### GIVEN EXERCISE:
Please write the listing below out again exactly, leaving every picture behind.

(Items from a data source)
※ ※ ※

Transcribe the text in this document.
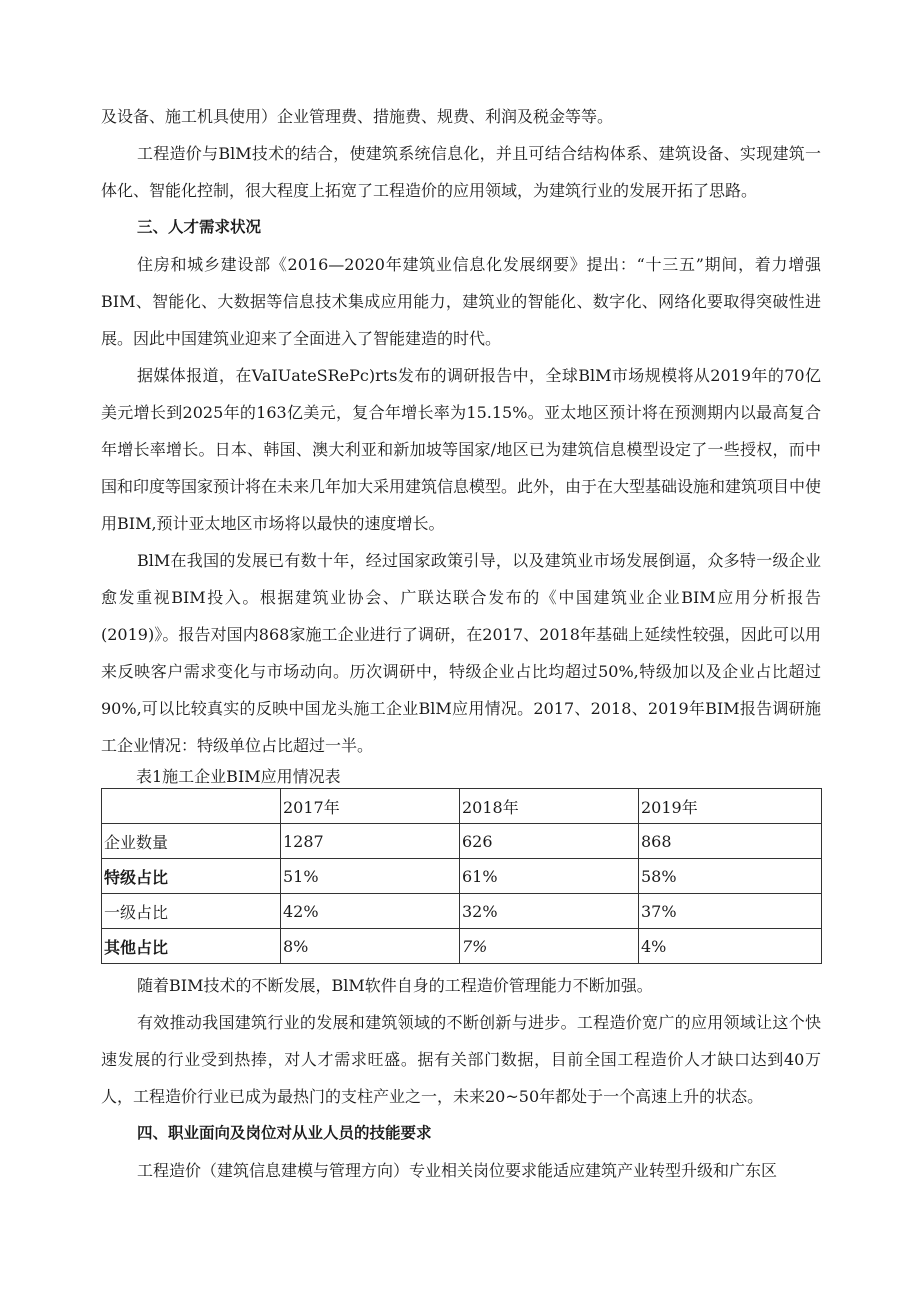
及设备、施工机具使用）企业管理费、措施费、规费、利润及税金等等。

工程造价与BlM技术的结合，使建筑系统信息化，并且可结合结构体系、建筑设备、实现建筑一体化、智能化控制，很大程度上拓宽了工程造价的应用领域，为建筑行业的发展开拓了思路。

三、人才需求状况

住房和城乡建设部《2016—2020年建筑业信息化发展纲要》提出：“十三五”期间，着力增强BIM、智能化、大数据等信息技术集成应用能力，建筑业的智能化、数字化、网络化要取得突破性进展。因此中国建筑业迎来了全面进入了智能建造的时代。

据媒体报道，在VaIUateSRePc)rts发布的调研报告中，全球BlM市场规模将从2019年的70亿美元增长到2025年的163亿美元，复合年增长率为15.15%。亚太地区预计将在预测期内以最高复合年增长率增长。日本、韩国、澳大利亚和新加坡等国家/地区已为建筑信息模型设定了一些授权，而中国和印度等国家预计将在未来几年加大采用建筑信息模型。此外，由于在大型基础设施和建筑项目中使用BIM,预计亚太地区市场将以最快的速度增长。

BlM在我国的发展已有数十年，经过国家政策引导，以及建筑业市场发展倒逼，众多特一级企业愈发重视BIM投入。根据建筑业协会、广联达联合发布的《中国建筑业企业BIM应用分析报告(2019)》。报告对国内868家施工企业进行了调研，在2017、2018年基础上延续性较强，因此可以用来反映客户需求变化与市场动向。历次调研中，特级企业占比均超过50%,特级加以及企业占比超过90%,可以比较真实的反映中国龙头施工企业BlM应用情况。2017、2018、2019年BIM报告调研施工企业情况：特级单位占比超过一半。

表1施工企业BIM应用情况表
	2017年	2018年	2019年
企业数量	1287	626	868
特级占比	51%	61%	58%
一级占比	42%	32%	37%
其他占比	8%	7%	4%

随着BIM技术的不断发展，BlM软件自身的工程造价管理能力不断加强。

有效推动我国建筑行业的发展和建筑领域的不断创新与进步。工程造价宽广的应用领域让这个快速发展的行业受到热捧，对人才需求旺盛。据有关部门数据，目前全国工程造价人才缺口达到40万人，工程造价行业已成为最热门的支柱产业之一，未来20~50年都处于一个高速上升的状态。

四、职业面向及岗位对从业人员的技能要求

工程造价（建筑信息建模与管理方向）专业相关岗位要求能适应建筑产业转型升级和广东区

※ ※ ※

### RESULT:
Transcribe the text in this document.
及设备、施工机具使用）企业管理费、措施费、规费、利润及税金等等。

工程造价与BlM技术的结合，使建筑系统信息化，并且可结合结构体系、建筑设备、实现建筑一体化、智能化控制，很大程度上拓宽了工程造价的应用领域，为建筑行业的发展开拓了思路。

三、人才需求状况

住房和城乡建设部《2016—2020年建筑业信息化发展纲要》提出：“十三五”期间，着力增强BIM、智能化、大数据等信息技术集成应用能力，建筑业的智能化、数字化、网络化要取得突破性进展。因此中国建筑业迎来了全面进入了智能建造的时代。

据媒体报道，在VaIUateSRePc)rts发布的调研报告中，全球BlM市场规模将从2019年的70亿美元增长到2025年的163亿美元，复合年增长率为15.15%。亚太地区预计将在预测期内以最高复合年增长率增长。日本、韩国、澳大利亚和新加坡等国家/地区已为建筑信息模型设定了一些授权，而中国和印度等国家预计将在未来几年加大采用建筑信息模型。此外，由于在大型基础设施和建筑项目中使用BIM,预计亚太地区市场将以最快的速度增长。

BlM在我国的发展已有数十年，经过国家政策引导，以及建筑业市场发展倒逼，众多特一级企业愈发重视BIM投入。根据建筑业协会、广联达联合发布的《中国建筑业企业BIM应用分析报告(2019)》。报告对国内868家施工企业进行了调研，在2017、2018年基础上延续性较强，因此可以用来反映客户需求变化与市场动向。历次调研中，特级企业占比均超过50%,特级加以及企业占比超过90%,可以比较真实的反映中国龙头施工企业BlM应用情况。2017、2018、2019年BIM报告调研施工企业情况：特级单位占比超过一半。

表1施工企业BIM应用情况表
	2017年	2018年	2019年
企业数量	1287	626	868
特级占比	51%	61%	58%
一级占比	42%	32%	37%
其他占比	8%	7%	4%

随着BIM技术的不断发展，BlM软件自身的工程造价管理能力不断加强。

有效推动我国建筑行业的发展和建筑领域的不断创新与进步。工程造价宽广的应用领域让这个快速发展的行业受到热捧，对人才需求旺盛。据有关部门数据，目前全国工程造价人才缺口达到40万人，工程造价行业已成为最热门的支柱产业之一，未来20~50年都处于一个高速上升的状态。

四、职业面向及岗位对从业人员的技能要求

工程造价（建筑信息建模与管理方向）专业相关岗位要求能适应建筑产业转型升级和广东区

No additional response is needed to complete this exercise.